Stored items

########

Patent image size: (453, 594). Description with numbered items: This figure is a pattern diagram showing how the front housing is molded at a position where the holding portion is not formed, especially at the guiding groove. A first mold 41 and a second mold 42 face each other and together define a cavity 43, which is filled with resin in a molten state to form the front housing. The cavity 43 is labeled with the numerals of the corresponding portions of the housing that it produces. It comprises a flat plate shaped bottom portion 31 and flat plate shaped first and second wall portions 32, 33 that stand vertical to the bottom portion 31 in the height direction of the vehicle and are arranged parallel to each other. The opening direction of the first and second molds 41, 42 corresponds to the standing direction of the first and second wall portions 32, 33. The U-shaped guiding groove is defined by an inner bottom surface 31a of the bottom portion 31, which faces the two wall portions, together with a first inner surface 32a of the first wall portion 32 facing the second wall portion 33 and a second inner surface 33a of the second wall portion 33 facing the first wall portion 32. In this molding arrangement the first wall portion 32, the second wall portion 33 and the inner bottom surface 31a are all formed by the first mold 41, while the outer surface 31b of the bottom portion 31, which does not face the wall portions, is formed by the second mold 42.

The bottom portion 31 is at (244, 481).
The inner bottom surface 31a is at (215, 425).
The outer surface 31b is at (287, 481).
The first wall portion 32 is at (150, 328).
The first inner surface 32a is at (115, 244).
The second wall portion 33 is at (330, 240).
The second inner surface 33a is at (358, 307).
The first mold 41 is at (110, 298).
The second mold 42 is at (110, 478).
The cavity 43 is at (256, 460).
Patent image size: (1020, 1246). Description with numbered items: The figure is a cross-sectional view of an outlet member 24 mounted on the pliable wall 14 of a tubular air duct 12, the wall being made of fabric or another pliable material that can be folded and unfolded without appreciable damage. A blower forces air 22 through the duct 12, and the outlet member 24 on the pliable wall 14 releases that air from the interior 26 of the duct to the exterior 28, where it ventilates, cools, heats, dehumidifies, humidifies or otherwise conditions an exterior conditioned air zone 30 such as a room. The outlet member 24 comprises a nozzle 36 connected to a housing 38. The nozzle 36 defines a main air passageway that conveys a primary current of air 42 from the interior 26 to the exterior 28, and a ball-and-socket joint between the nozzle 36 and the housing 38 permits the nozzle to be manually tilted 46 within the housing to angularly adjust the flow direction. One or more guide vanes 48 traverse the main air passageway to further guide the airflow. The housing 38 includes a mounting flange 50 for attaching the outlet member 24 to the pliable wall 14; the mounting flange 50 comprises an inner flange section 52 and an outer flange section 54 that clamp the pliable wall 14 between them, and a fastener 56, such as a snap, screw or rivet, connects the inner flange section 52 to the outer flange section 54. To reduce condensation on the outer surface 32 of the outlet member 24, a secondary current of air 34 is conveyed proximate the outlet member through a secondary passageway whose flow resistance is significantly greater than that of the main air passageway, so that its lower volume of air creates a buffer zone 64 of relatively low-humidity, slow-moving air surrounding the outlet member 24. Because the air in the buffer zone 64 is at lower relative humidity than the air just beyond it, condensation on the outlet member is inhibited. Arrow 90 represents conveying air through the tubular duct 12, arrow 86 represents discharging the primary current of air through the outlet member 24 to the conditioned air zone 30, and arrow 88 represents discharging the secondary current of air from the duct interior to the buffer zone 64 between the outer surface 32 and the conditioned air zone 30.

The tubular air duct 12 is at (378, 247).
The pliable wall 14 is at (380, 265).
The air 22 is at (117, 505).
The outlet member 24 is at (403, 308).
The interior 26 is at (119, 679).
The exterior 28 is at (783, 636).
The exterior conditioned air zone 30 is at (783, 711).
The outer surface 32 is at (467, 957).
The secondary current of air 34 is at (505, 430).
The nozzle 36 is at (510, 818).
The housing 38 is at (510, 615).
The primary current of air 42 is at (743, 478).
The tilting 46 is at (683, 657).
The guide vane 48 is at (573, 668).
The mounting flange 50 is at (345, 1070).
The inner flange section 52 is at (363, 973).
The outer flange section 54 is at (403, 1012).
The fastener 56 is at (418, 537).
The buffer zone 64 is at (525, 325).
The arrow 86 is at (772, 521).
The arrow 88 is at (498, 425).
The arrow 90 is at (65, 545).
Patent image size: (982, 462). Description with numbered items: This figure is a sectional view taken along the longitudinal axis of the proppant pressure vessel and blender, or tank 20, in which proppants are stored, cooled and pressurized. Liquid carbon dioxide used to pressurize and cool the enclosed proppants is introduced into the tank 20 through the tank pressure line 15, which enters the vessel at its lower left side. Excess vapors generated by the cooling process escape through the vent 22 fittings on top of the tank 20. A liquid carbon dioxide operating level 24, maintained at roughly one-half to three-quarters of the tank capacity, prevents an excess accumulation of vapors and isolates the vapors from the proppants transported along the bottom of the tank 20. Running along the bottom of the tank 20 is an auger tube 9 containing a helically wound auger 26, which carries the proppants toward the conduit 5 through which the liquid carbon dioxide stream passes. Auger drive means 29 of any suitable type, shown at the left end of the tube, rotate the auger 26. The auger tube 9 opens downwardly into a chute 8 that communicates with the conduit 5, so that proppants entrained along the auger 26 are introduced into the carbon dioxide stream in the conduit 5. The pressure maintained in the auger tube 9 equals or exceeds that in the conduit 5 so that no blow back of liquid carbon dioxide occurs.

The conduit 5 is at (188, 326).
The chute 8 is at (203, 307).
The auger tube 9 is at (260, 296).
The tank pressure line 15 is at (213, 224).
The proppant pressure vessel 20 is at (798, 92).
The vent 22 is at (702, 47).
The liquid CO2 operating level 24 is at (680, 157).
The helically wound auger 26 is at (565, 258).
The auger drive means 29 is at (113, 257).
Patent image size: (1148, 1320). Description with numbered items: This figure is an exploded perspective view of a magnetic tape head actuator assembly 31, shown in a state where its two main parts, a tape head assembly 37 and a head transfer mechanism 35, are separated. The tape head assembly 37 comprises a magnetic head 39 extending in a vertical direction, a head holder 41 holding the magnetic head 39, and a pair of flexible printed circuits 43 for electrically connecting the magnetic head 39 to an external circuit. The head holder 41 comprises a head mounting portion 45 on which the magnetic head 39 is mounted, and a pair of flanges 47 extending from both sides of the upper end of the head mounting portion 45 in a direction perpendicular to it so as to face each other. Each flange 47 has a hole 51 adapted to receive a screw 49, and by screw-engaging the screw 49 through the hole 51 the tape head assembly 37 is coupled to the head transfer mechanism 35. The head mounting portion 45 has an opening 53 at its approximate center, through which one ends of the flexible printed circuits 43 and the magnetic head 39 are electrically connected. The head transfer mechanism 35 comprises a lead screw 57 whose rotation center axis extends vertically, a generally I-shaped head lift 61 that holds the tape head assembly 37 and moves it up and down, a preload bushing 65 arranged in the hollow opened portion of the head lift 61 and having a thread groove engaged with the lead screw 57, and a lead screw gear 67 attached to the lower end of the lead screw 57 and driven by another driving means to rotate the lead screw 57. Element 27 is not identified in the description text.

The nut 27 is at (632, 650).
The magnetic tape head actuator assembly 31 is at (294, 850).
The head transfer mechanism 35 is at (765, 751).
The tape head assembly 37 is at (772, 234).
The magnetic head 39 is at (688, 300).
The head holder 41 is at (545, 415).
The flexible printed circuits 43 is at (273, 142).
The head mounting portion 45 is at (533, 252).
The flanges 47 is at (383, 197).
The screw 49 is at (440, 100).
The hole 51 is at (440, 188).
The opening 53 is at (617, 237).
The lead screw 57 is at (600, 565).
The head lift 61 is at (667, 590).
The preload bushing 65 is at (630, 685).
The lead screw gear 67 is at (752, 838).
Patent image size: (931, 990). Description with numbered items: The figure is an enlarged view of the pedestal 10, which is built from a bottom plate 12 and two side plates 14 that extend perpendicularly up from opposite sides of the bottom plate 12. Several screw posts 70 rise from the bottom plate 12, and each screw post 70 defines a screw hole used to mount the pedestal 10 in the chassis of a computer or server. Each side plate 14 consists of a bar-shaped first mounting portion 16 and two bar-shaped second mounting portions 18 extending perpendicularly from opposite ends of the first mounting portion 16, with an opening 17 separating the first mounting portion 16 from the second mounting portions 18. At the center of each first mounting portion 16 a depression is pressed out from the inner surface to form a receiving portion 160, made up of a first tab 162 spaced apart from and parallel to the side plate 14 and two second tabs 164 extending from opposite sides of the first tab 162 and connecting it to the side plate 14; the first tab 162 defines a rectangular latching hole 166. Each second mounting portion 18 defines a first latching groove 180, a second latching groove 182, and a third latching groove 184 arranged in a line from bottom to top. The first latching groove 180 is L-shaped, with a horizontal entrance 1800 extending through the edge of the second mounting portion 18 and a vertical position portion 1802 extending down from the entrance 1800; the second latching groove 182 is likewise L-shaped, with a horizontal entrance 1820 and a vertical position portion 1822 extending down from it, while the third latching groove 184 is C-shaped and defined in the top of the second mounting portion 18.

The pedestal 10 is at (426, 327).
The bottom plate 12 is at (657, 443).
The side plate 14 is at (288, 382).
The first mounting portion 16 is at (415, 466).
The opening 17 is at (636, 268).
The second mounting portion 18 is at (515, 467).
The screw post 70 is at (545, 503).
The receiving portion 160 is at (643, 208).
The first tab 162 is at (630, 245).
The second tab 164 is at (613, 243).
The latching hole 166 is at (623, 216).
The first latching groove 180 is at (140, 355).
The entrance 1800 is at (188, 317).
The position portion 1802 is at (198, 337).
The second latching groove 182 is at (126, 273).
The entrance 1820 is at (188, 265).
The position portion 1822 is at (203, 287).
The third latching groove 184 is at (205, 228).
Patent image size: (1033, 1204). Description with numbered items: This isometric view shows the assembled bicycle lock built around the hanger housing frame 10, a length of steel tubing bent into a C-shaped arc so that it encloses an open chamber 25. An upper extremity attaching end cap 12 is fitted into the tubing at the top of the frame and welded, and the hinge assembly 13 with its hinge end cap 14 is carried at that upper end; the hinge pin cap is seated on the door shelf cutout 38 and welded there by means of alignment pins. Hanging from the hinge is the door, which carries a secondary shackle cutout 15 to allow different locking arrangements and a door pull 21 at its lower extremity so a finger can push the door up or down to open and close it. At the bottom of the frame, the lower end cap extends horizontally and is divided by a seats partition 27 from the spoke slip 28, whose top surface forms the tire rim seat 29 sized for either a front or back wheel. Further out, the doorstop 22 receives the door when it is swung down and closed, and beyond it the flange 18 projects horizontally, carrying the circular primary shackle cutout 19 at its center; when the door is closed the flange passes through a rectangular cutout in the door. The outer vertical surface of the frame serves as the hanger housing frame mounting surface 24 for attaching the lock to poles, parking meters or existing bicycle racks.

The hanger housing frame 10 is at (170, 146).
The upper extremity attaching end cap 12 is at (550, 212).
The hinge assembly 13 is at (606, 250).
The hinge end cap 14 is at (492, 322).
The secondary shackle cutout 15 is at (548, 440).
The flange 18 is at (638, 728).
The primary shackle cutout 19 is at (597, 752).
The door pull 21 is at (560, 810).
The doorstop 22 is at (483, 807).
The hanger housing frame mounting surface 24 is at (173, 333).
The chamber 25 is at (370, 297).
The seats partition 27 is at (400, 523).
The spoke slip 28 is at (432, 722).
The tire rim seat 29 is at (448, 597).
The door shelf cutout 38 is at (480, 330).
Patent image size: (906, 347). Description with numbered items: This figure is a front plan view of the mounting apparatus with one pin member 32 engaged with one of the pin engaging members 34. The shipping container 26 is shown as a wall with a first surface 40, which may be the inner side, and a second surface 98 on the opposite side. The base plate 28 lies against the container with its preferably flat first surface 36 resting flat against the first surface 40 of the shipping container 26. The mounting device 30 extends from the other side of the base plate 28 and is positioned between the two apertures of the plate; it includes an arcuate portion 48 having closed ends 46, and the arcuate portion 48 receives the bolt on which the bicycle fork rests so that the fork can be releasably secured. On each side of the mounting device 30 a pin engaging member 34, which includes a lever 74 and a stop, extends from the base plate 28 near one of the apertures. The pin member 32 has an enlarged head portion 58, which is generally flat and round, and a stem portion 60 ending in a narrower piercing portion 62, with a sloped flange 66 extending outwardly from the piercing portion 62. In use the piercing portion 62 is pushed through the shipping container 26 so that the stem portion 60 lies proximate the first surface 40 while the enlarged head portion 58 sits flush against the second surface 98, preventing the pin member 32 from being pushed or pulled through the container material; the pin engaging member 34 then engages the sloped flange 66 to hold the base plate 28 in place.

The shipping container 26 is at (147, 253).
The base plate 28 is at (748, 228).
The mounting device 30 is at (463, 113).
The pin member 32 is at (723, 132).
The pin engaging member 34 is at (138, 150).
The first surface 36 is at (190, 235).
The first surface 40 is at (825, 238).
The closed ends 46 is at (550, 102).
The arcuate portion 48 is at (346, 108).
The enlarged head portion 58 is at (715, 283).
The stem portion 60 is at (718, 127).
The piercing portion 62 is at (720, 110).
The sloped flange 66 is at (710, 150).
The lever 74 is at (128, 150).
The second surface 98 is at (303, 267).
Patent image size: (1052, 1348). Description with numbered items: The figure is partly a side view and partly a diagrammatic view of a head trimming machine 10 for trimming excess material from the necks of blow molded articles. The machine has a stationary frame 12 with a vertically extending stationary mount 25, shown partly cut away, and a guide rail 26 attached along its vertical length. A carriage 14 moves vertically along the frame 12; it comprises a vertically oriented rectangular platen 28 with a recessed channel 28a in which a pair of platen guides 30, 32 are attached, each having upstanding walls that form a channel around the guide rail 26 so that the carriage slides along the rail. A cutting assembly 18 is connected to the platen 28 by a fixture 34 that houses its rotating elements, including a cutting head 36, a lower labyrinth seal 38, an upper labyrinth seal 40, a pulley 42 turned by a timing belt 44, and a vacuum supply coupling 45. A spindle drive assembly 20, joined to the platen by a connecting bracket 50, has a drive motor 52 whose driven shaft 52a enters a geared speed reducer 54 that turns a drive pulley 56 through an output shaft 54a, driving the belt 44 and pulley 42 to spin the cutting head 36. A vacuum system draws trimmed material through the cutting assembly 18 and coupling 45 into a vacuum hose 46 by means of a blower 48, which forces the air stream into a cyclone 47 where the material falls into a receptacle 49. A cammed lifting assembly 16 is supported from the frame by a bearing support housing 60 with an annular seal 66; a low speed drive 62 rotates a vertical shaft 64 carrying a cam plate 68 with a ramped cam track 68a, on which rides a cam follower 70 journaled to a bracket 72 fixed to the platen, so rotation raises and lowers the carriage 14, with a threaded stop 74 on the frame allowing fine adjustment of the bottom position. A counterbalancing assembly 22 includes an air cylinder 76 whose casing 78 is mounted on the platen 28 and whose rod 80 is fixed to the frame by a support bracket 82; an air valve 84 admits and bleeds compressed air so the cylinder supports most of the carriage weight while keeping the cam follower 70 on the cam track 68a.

########

▶ To do
Reproduce verbatim the stretch of the entries from their start through the line containing "The inner bottom surface 31a is", including both ends.

▶ Result of the task
Patent image size: (453, 594). Description with numbered items: This figure is a pattern diagram showing how the front housing is molded at a position where the holding portion is not formed, especially at the guiding groove. A first mold 41 and a second mold 42 face each other and together define a cavity 43, which is filled with resin in a molten state to form the front housing. The cavity 43 is labeled with the numerals of the corresponding portions of the housing that it produces. It comprises a flat plate shaped bottom portion 31 and flat plate shaped first and second wall portions 32, 33 that stand vertical to the bottom portion 31 in the height direction of the vehicle and are arranged parallel to each other. The opening direction of the first and second molds 41, 42 corresponds to the standing direction of the first and second wall portions 32, 33. The U-shaped guiding groove is defined by an inner bottom surface 31a of the bottom portion 31, which faces the two wall portions, together with a first inner surface 32a of the first wall portion 32 facing the second wall portion 33 and a second inner surface 33a of the second wall portion 33 facing the first wall portion 32. In this molding arrangement the first wall portion 32, the second wall portion 33 and the inner bottom surface 31a are all formed by the first mold 41, while the outer surface 31b of the bottom portion 31, which does not face the wall portions, is formed by the second mold 42.

The bottom portion 31 is at (244, 481).
The inner bottom surface 31a is at (215, 425).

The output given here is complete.